### What to work on:
Write out each line in which the string "inspection" is present.

** begin Data lines **

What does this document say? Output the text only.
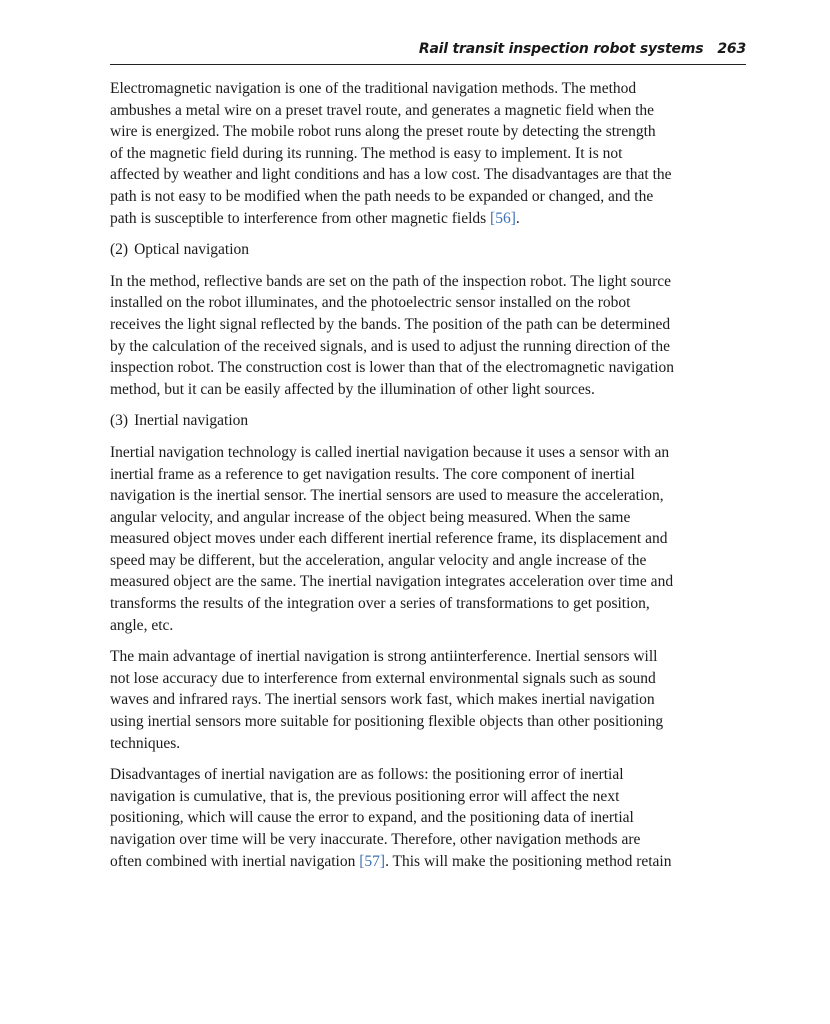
Rail transit inspection robot systems 263

Electromagnetic navigation is one of the traditional navigation methods. The method
ambushes a metal wire on a preset travel route, and generates a magnetic field when the
wire is energized. The mobile robot runs along the preset route by detecting the strength
of the magnetic field during its running. The method is easy to implement. It is not
affected by weather and light conditions and has a low cost. The disadvantages are that the
path is not easy to be modified when the path needs to be expanded or changed, and the
path is susceptible to interference from other magnetic fields [56].

(2) Optical navigation

In the method, reflective bands are set on the path of the inspection robot. The light source
installed on the robot illuminates, and the photoelectric sensor installed on the robot
receives the light signal reflected by the bands. The position of the path can be determined
by the calculation of the received signals, and is used to adjust the running direction of the
inspection robot. The construction cost is lower than that of the electromagnetic navigation
method, but it can be easily affected by the illumination of other light sources.

(3) Inertial navigation

Inertial navigation technology is called inertial navigation because it uses a sensor with an
inertial frame as a reference to get navigation results. The core component of inertial
navigation is the inertial sensor. The inertial sensors are used to measure the acceleration,
angular velocity, and angular increase of the object being measured. When the same
measured object moves under each different inertial reference frame, its displacement and
speed may be different, but the acceleration, angular velocity and angle increase of the
measured object are the same. The inertial navigation integrates acceleration over time and
transforms the results of the integration over a series of transformations to get position,
angle, etc.

The main advantage of inertial navigation is strong antiinterference. Inertial sensors will
not lose accuracy due to interference from external environmental signals such as sound
waves and infrared rays. The inertial sensors work fast, which makes inertial navigation
using inertial sensors more suitable for positioning flexible objects than other positioning
techniques.

Disadvantages of inertial navigation are as follows: the positioning error of inertial
navigation is cumulative, that is, the previous positioning error will affect the next
positioning, which will cause the error to expand, and the positioning data of inertial
navigation over time will be very inaccurate. Therefore, other navigation methods are
often combined with inertial navigation [57]. This will make the positioning method retain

** end Data lines **

### Written answer:
Rail transit inspection robot systems 263
In the method, reflective bands are set on the path of the inspection robot. The light source
inspection robot. The construction cost is lower than that of the electromagnetic navigation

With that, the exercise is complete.